- **PROMPT**
Quote the records below in full, exactly as given, with the images taken out.

(Figure content listings)
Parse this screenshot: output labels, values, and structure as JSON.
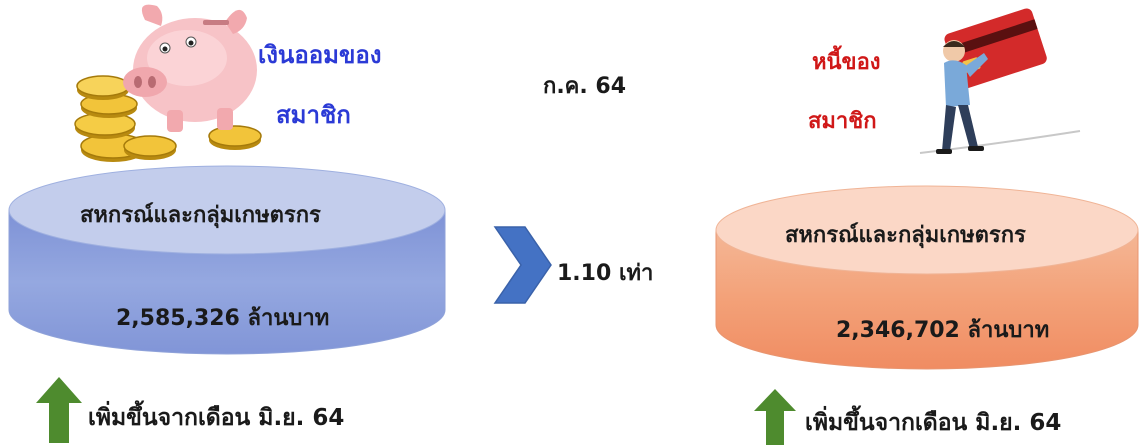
{
  "date_label": "ก.ค. 64",
  "savings": {
    "title_line1": "เงินออมของ",
    "title_line2": "สมาชิก",
    "cylinder_label": "สหกรณ์และกลุ่มเกษตรกร",
    "amount": "2,585,326 ล้านบาท",
    "change_note": "เพิ่มขึ้นจากเดือน มิ.ย. 64",
    "colors": {
      "title": "#2b3ad6",
      "cylinder": "#94a5dc"
    }
  },
  "ratio": {
    "label": "1.10 เท่า"
  },
  "debt": {
    "title_line1": "หนี้ของ",
    "title_line2": "สมาชิก",
    "cylinder_label": "สหกรณ์และกลุ่มเกษตรกร",
    "amount": "2,346,702 ล้านบาท",
    "change_note": "เพิ่มขึ้นจากเดือน มิ.ย. 64",
    "colors": {
      "title": "#d01818",
      "cylinder": "#f4a582"
    }
  },
  "icons": [
    "piggy-bank-icon",
    "gold-coins-icon",
    "man-carrying-credit-card-icon",
    "chevron-right-icon",
    "arrow-up-icon"
  ]
}
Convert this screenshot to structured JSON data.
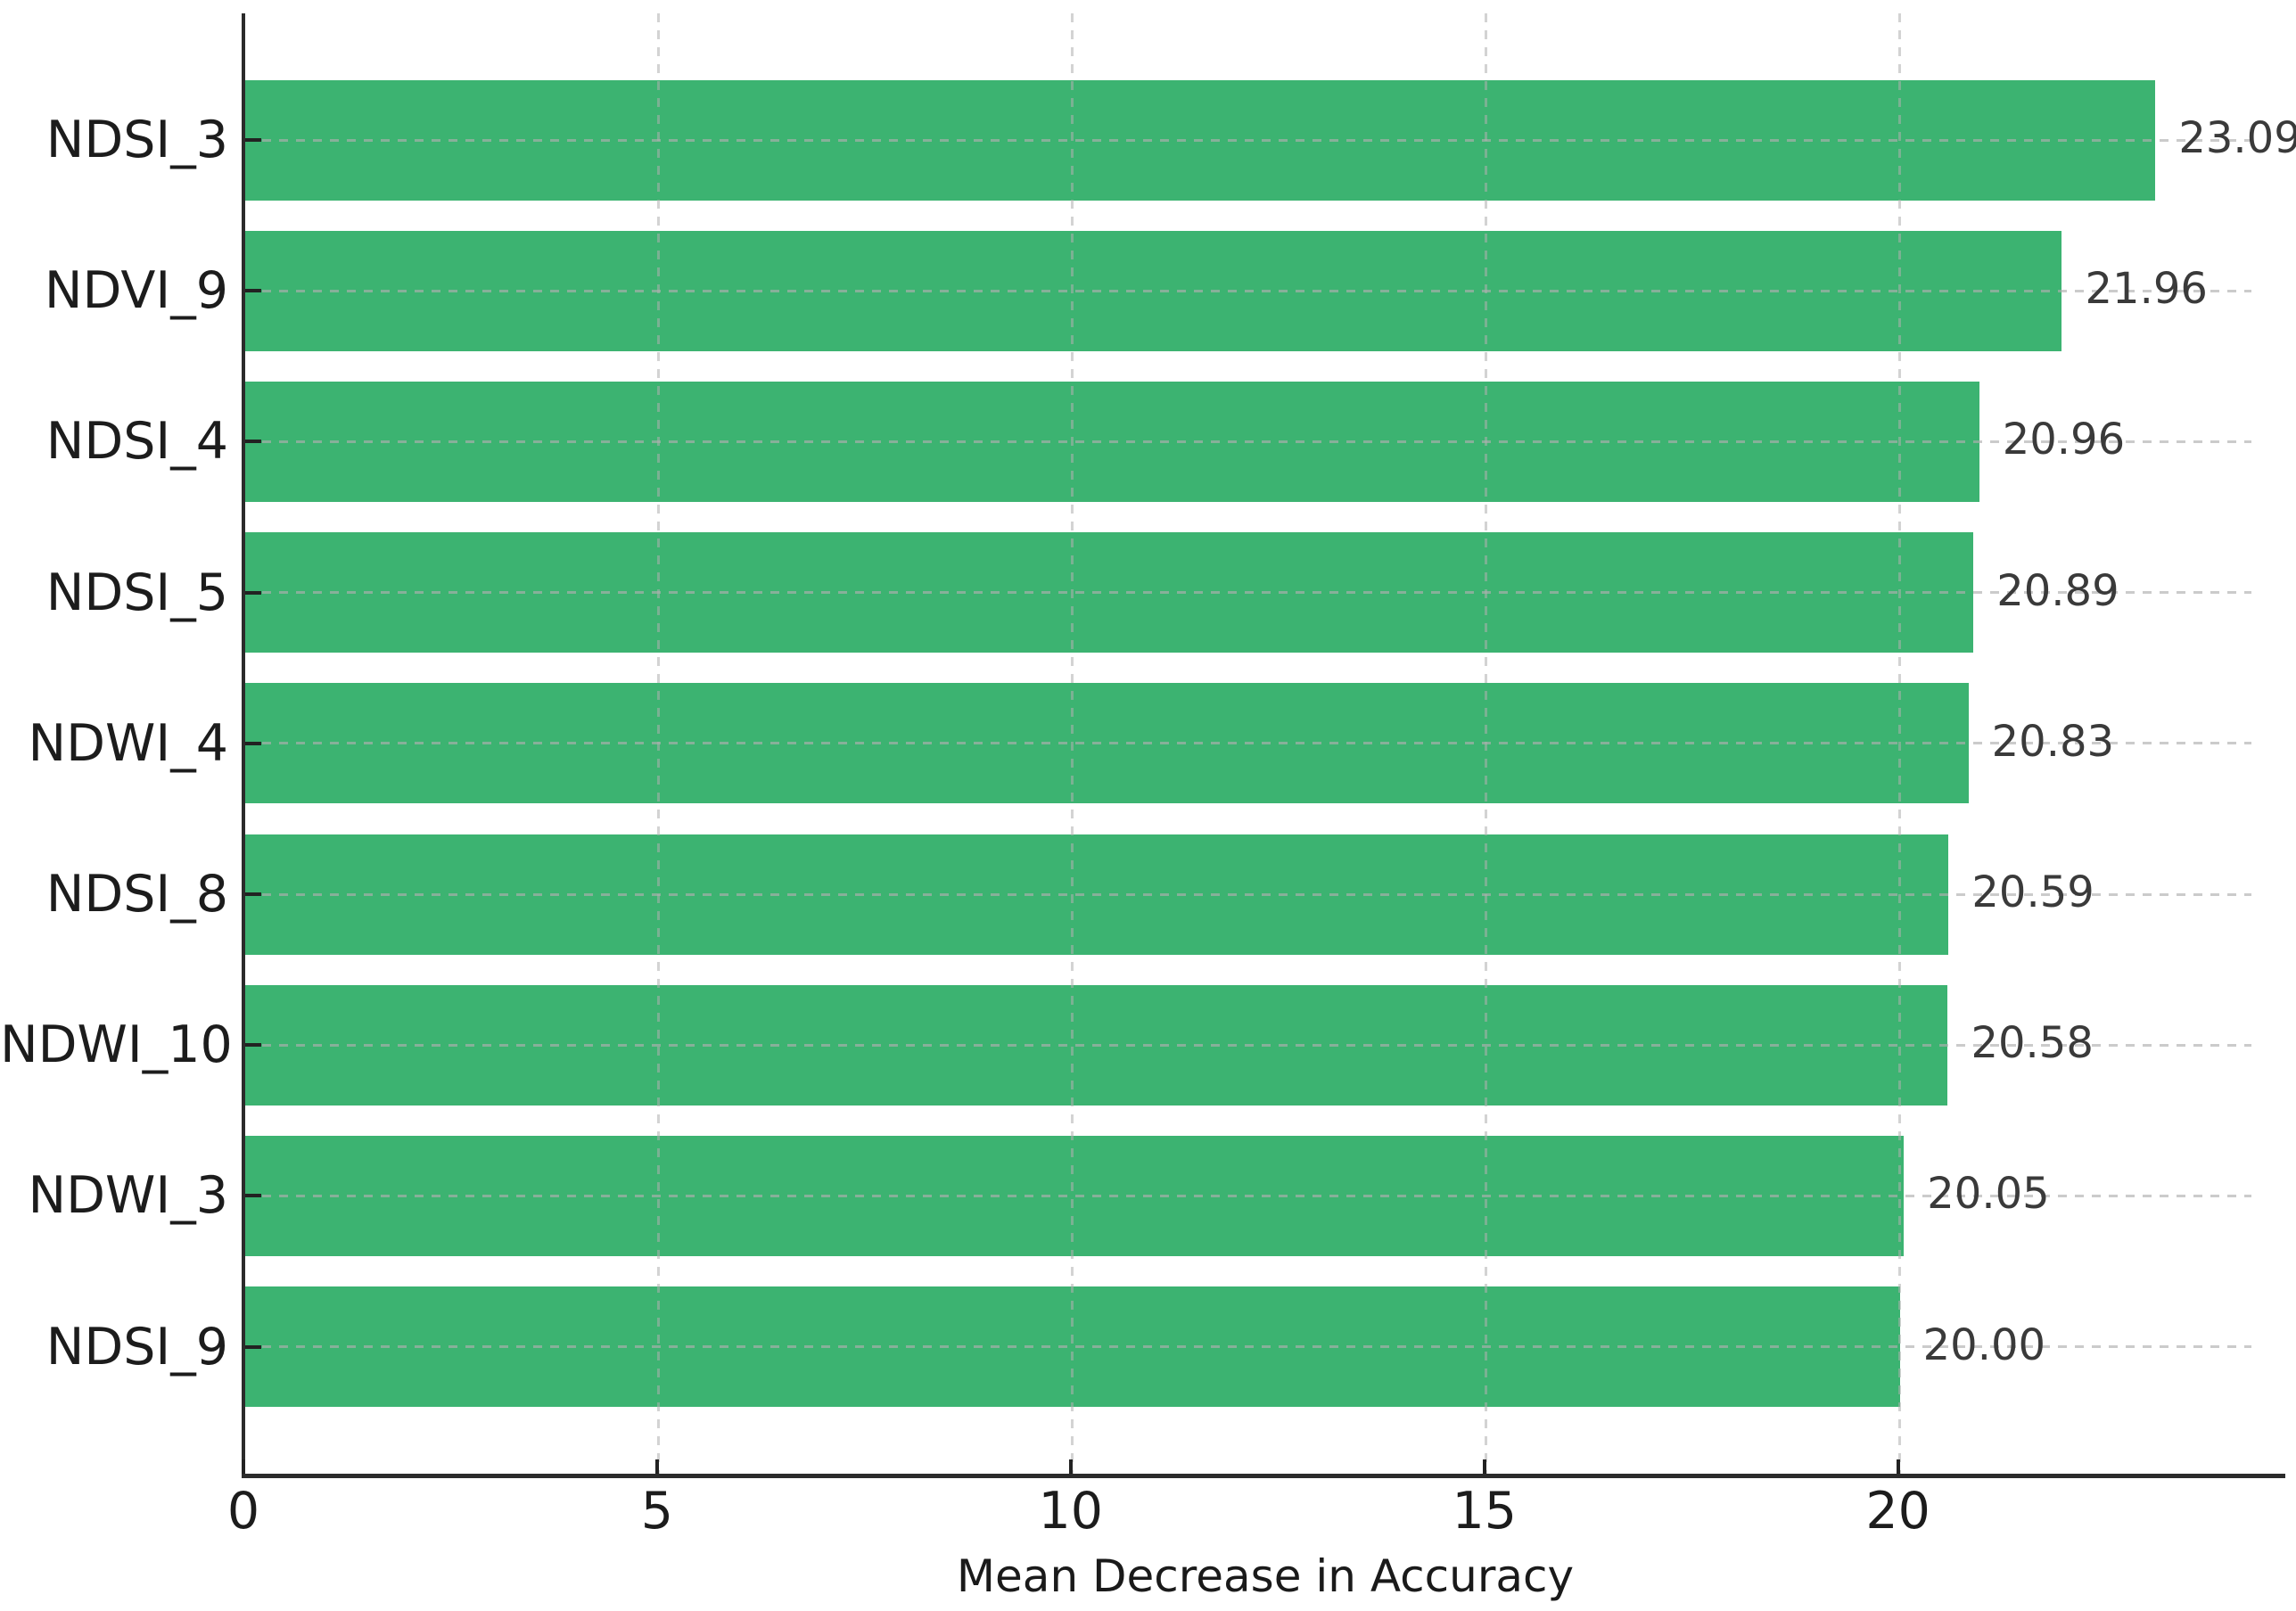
{
  "chart_data": {
    "type": "bar",
    "orientation": "horizontal",
    "title": "",
    "xlabel": "Mean Decrease in Accuracy",
    "ylabel": "",
    "categories": [
      "NDSI_3",
      "NDVI_9",
      "NDSI_4",
      "NDSI_5",
      "NDWI_4",
      "NDSI_8",
      "NDWI_10",
      "NDWI_3",
      "NDSI_9"
    ],
    "values": [
      23.09,
      21.96,
      20.96,
      20.89,
      20.83,
      20.59,
      20.58,
      20.05,
      20.0
    ],
    "value_labels": [
      "23.09",
      "21.96",
      "20.96",
      "20.89",
      "20.83",
      "20.59",
      "20.58",
      "20.05",
      "20.00"
    ],
    "x_ticks": [
      0,
      5,
      10,
      15,
      20
    ],
    "x_tick_labels": [
      "0",
      "5",
      "10",
      "15",
      "20"
    ],
    "xlim": [
      0,
      24.66
    ],
    "bar_color": "#3cb371",
    "grid": true,
    "grid_style": "dashed",
    "legend": false
  }
}
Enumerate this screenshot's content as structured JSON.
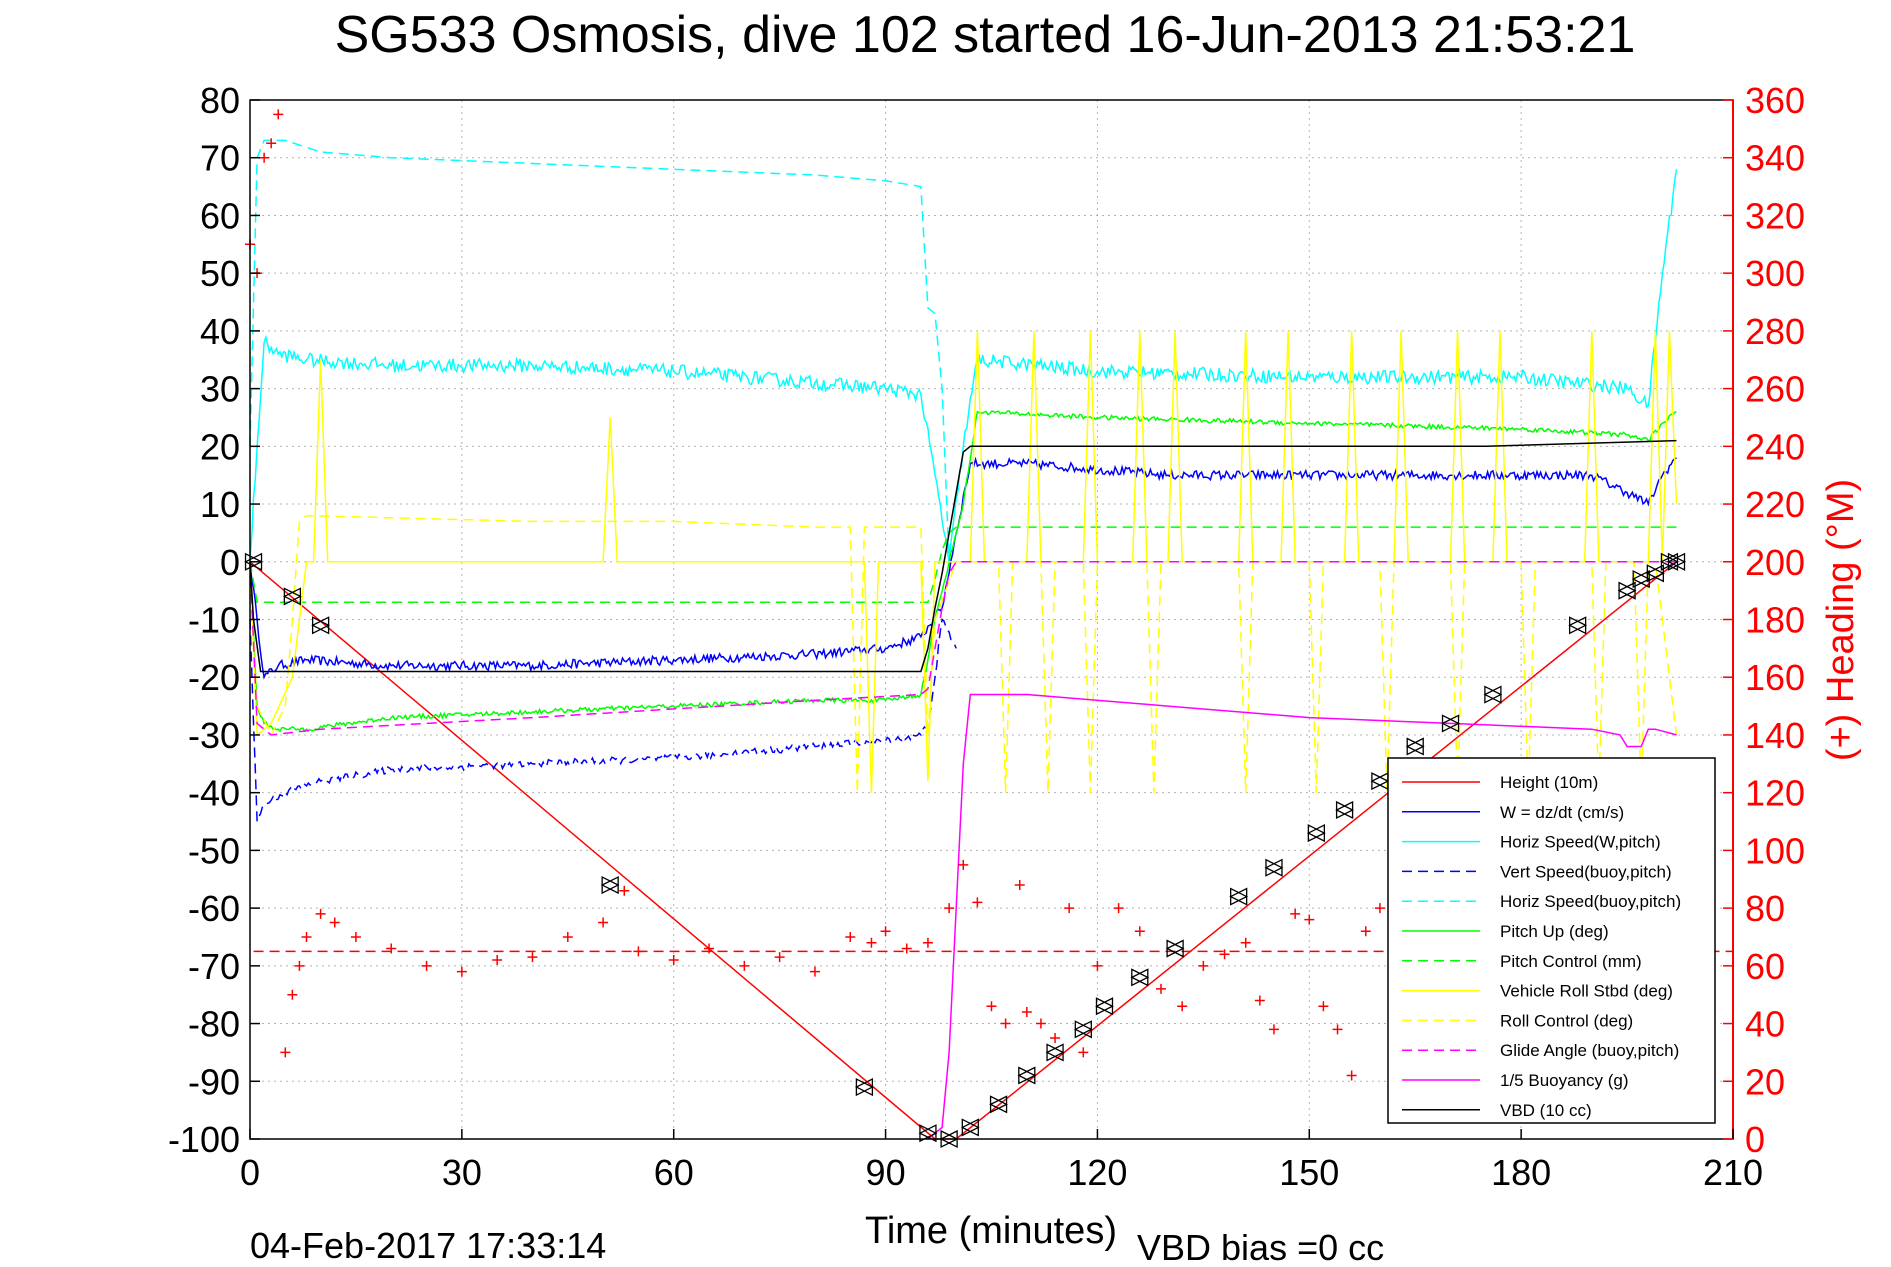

- **ANSWER BELOW**
Parse this screenshot: output labels, values, and structure as JSON.
{
  "date_label": "ก.ค. 64",
  "savings": {
    "title_line1": "เงินออมของ",
    "title_line2": "สมาชิก",
    "cylinder_label": "สหกรณ์และกลุ่มเกษตรกร",
    "amount": "2,585,326 ล้านบาท",
    "change_note": "เพิ่มขึ้นจากเดือน มิ.ย. 64",
    "colors": {
      "title": "#2b3ad6",
      "cylinder": "#94a5dc"
    }
  },
  "ratio": {
    "label": "1.10 เท่า"
  },
  "debt": {
    "title_line1": "หนี้ของ",
    "title_line2": "สมาชิก",
    "cylinder_label": "สหกรณ์และกลุ่มเกษตรกร",
    "amount": "2,346,702 ล้านบาท",
    "change_note": "เพิ่มขึ้นจากเดือน มิ.ย. 64",
    "colors": {
      "title": "#d01818",
      "cylinder": "#f4a582"
    }
  },
  "icons": [
    "piggy-bank-icon",
    "gold-coins-icon",
    "man-carrying-credit-card-icon",
    "chevron-right-icon",
    "arrow-up-icon"
  ]
}
Convert this screenshot to structured JSON data.
{
  "chart_data": {
    "type": "bar",
    "orientation": "horizontal",
    "title": "",
    "xlabel": "Mean Decrease in Accuracy",
    "ylabel": "",
    "categories": [
      "NDSI_3",
      "NDVI_9",
      "NDSI_4",
      "NDSI_5",
      "NDWI_4",
      "NDSI_8",
      "NDWI_10",
      "NDWI_3",
      "NDSI_9"
    ],
    "values": [
      23.09,
      21.96,
      20.96,
      20.89,
      20.83,
      20.59,
      20.58,
      20.05,
      20.0
    ],
    "value_labels": [
      "23.09",
      "21.96",
      "20.96",
      "20.89",
      "20.83",
      "20.59",
      "20.58",
      "20.05",
      "20.00"
    ],
    "x_ticks": [
      0,
      5,
      10,
      15,
      20
    ],
    "x_tick_labels": [
      "0",
      "5",
      "10",
      "15",
      "20"
    ],
    "xlim": [
      0,
      24.66
    ],
    "bar_color": "#3cb371",
    "grid": true,
    "grid_style": "dashed",
    "legend": false
  }
}
Enumerate this screenshot's content as structured JSON.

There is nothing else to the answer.